- OBJECTIVE
Give every line again exactly as it appears, please, but not the pictures.

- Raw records
---------------
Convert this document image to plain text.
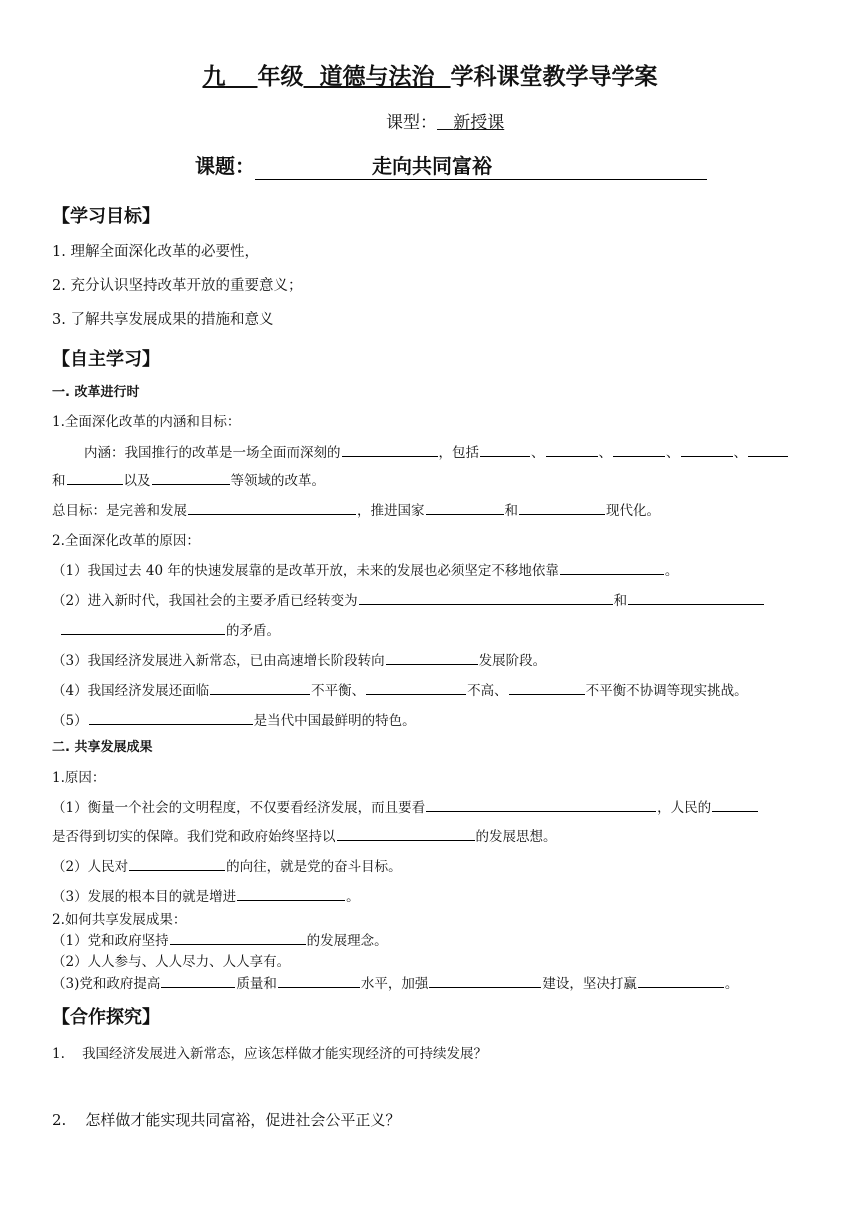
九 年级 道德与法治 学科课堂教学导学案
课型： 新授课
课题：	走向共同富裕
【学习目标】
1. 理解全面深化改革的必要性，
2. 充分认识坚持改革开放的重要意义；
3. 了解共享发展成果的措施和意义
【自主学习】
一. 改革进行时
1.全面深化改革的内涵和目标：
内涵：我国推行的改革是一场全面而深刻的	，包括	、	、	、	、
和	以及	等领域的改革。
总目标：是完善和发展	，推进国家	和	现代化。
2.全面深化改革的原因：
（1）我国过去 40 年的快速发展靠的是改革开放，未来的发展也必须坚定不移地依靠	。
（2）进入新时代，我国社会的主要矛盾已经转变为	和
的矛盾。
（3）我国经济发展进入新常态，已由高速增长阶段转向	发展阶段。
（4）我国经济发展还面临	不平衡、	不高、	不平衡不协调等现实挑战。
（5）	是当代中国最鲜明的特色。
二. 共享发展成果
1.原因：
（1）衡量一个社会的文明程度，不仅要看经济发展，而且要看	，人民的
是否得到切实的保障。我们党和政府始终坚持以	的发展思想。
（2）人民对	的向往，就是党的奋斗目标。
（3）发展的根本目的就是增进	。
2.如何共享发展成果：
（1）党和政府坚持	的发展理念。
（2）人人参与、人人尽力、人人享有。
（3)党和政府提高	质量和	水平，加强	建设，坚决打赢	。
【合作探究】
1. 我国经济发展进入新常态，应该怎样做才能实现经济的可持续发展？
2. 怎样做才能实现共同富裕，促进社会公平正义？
---------------
- EXERCISE RESULT
Convert this document image to plain text.
九 年级 道德与法治 学科课堂教学导学案
课型： 新授课
课题：	走向共同富裕
【学习目标】
1. 理解全面深化改革的必要性，
2. 充分认识坚持改革开放的重要意义；
3. 了解共享发展成果的措施和意义
【自主学习】
一. 改革进行时
1.全面深化改革的内涵和目标：
内涵：我国推行的改革是一场全面而深刻的	，包括	、	、	、	、
和	以及	等领域的改革。
总目标：是完善和发展	，推进国家	和	现代化。
2.全面深化改革的原因：
（1）我国过去 40 年的快速发展靠的是改革开放，未来的发展也必须坚定不移地依靠	。
（2）进入新时代，我国社会的主要矛盾已经转变为	和
的矛盾。
（3）我国经济发展进入新常态，已由高速增长阶段转向	发展阶段。
（4）我国经济发展还面临	不平衡、	不高、	不平衡不协调等现实挑战。
（5）	是当代中国最鲜明的特色。
二. 共享发展成果
1.原因：
（1）衡量一个社会的文明程度，不仅要看经济发展，而且要看	，人民的
是否得到切实的保障。我们党和政府始终坚持以	的发展思想。
（2）人民对	的向往，就是党的奋斗目标。
（3）发展的根本目的就是增进	。
2.如何共享发展成果：
（1）党和政府坚持	的发展理念。
（2）人人参与、人人尽力、人人享有。
（3)党和政府提高	质量和	水平，加强	建设，坚决打赢	。
【合作探究】
1. 我国经济发展进入新常态，应该怎样做才能实现经济的可持续发展？
2. 怎样做才能实现共同富裕，促进社会公平正义？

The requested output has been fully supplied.